Data supplied →
----------
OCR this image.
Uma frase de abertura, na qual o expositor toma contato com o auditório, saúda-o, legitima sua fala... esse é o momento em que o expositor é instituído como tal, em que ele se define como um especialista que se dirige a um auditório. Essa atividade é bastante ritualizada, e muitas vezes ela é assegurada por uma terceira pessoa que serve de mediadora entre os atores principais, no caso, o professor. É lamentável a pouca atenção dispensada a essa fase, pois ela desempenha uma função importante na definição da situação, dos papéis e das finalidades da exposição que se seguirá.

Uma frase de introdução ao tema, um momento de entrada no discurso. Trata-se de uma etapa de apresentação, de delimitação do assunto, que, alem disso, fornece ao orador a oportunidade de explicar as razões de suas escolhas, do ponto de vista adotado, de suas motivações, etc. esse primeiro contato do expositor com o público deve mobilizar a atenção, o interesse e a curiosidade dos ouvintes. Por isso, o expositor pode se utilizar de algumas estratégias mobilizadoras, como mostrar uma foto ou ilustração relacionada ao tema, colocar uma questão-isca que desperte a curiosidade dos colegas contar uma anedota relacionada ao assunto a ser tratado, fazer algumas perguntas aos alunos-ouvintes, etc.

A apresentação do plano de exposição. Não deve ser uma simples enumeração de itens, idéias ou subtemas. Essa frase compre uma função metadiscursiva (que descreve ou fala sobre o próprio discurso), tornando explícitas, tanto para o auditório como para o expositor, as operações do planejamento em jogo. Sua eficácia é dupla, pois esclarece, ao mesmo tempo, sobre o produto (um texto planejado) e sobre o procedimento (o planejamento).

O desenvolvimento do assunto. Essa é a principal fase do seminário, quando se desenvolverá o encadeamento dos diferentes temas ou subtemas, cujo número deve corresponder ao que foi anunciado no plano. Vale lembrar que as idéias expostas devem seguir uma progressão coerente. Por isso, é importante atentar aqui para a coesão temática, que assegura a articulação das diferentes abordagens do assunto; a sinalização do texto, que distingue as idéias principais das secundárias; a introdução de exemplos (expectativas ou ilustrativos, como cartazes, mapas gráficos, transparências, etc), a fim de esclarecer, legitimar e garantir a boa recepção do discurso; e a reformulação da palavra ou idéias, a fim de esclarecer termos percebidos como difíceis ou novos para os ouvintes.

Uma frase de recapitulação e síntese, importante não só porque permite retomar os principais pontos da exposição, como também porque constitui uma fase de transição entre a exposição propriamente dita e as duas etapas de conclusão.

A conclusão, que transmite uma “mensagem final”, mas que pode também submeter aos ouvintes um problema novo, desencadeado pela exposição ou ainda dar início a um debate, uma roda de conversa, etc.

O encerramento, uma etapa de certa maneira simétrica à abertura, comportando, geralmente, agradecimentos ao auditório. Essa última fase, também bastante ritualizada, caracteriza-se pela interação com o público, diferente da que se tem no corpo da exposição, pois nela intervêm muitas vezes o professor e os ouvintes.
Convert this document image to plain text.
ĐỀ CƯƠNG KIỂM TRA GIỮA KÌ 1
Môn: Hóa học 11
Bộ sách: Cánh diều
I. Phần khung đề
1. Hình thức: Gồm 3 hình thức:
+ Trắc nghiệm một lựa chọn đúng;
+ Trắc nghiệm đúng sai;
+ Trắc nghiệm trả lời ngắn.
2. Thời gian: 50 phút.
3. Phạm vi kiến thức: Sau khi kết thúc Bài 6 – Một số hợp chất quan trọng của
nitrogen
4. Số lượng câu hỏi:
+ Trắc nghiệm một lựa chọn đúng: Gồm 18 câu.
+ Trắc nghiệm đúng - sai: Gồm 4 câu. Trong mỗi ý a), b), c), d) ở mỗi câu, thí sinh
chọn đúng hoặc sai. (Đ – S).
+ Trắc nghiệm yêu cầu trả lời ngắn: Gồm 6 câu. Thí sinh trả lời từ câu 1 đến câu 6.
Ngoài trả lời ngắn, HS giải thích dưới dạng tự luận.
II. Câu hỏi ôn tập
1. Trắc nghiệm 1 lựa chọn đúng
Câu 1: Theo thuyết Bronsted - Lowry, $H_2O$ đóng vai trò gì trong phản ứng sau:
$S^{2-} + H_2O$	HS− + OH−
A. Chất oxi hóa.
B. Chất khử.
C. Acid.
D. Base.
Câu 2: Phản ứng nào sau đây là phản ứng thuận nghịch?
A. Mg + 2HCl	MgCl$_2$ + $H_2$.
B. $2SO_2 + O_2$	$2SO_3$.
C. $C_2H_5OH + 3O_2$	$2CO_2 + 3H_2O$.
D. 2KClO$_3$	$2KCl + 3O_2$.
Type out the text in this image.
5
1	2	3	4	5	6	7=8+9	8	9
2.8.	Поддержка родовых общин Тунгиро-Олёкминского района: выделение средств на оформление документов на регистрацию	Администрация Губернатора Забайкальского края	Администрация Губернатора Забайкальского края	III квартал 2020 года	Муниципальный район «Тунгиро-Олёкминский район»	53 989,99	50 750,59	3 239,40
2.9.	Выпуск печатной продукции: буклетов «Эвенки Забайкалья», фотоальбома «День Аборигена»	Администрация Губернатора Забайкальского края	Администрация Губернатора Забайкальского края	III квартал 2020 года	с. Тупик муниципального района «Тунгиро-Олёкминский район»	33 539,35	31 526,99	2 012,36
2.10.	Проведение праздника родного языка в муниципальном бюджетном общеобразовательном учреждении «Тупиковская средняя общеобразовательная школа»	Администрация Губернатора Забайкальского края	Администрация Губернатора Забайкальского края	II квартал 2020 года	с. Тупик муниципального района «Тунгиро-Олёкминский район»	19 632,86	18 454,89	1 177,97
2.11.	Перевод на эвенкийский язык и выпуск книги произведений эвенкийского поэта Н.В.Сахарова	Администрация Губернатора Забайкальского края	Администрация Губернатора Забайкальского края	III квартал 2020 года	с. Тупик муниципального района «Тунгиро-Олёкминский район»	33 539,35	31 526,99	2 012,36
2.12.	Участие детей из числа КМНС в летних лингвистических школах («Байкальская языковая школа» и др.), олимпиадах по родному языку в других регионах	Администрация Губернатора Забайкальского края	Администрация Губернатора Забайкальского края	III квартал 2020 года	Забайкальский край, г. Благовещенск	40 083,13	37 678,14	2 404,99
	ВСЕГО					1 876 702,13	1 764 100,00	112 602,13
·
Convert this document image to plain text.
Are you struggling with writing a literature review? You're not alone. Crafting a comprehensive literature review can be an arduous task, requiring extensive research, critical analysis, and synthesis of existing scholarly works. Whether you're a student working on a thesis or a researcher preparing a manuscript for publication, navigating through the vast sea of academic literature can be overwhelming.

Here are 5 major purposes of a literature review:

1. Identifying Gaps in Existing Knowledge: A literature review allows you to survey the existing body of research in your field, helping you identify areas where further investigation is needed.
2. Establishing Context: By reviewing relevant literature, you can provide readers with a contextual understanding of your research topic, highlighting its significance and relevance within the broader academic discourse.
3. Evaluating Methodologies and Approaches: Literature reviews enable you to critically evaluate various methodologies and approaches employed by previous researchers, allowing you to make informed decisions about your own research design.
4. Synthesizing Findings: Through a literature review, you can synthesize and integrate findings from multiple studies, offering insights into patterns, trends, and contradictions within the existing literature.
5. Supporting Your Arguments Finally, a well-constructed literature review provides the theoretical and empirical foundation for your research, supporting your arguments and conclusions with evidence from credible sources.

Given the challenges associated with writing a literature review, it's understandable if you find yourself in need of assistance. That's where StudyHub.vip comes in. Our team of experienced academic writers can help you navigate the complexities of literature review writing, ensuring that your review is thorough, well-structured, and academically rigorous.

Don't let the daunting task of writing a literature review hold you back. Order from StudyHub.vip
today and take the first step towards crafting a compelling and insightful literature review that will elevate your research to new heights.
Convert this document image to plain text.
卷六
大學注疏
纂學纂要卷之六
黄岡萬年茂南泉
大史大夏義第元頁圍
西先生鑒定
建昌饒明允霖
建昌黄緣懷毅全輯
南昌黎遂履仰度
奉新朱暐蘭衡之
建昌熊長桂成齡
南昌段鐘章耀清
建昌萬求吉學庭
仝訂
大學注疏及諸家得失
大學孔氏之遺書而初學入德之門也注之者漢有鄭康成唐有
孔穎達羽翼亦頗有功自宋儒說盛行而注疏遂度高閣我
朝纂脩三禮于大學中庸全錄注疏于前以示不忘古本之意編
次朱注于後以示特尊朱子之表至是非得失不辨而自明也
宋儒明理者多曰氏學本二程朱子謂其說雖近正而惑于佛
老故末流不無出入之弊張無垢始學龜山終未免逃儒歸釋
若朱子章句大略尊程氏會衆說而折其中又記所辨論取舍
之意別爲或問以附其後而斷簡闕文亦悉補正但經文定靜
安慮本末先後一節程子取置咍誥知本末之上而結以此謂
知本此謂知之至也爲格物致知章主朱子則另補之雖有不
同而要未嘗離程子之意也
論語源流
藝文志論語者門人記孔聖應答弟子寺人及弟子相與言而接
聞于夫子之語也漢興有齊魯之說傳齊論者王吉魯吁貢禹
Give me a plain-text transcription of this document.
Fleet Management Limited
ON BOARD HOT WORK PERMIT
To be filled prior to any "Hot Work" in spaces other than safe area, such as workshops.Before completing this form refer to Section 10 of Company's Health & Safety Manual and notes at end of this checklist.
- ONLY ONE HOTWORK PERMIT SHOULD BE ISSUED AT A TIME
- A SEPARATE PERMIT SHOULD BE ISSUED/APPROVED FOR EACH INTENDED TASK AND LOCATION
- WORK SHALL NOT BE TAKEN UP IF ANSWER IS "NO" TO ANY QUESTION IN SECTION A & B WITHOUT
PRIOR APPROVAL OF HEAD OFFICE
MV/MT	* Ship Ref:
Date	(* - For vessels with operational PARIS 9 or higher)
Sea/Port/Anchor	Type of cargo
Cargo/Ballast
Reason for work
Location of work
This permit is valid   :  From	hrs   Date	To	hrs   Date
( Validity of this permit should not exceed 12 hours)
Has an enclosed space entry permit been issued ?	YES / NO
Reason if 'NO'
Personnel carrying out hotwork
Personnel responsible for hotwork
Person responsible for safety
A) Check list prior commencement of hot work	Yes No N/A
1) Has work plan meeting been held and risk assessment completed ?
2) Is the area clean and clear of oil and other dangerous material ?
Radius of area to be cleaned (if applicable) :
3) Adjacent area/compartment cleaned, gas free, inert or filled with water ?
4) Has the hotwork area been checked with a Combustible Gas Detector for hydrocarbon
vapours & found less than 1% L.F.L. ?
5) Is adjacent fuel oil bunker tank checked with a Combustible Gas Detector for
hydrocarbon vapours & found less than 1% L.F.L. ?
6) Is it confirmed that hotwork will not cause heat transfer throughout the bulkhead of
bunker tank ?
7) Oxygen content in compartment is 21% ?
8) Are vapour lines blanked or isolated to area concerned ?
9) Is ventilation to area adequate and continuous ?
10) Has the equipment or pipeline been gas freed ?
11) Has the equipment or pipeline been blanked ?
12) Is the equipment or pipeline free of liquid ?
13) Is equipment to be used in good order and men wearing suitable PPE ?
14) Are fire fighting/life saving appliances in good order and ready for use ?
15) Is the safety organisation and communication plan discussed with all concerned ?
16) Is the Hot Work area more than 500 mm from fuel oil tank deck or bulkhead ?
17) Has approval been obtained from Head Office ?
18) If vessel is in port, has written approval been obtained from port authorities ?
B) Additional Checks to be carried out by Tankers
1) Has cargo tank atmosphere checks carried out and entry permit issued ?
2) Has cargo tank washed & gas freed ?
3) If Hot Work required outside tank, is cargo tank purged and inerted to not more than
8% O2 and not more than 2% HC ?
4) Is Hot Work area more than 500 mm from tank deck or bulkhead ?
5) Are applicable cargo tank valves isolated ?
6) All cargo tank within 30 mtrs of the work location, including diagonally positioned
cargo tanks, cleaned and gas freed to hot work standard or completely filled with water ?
----------
Short problem → Go through the listing above and locate each line that holds the word "less". Copy those lines.

Result →
vapours & found less than 1% L.F.L. ?
hydrocarbon vapours & found less than 1% L.F.L. ?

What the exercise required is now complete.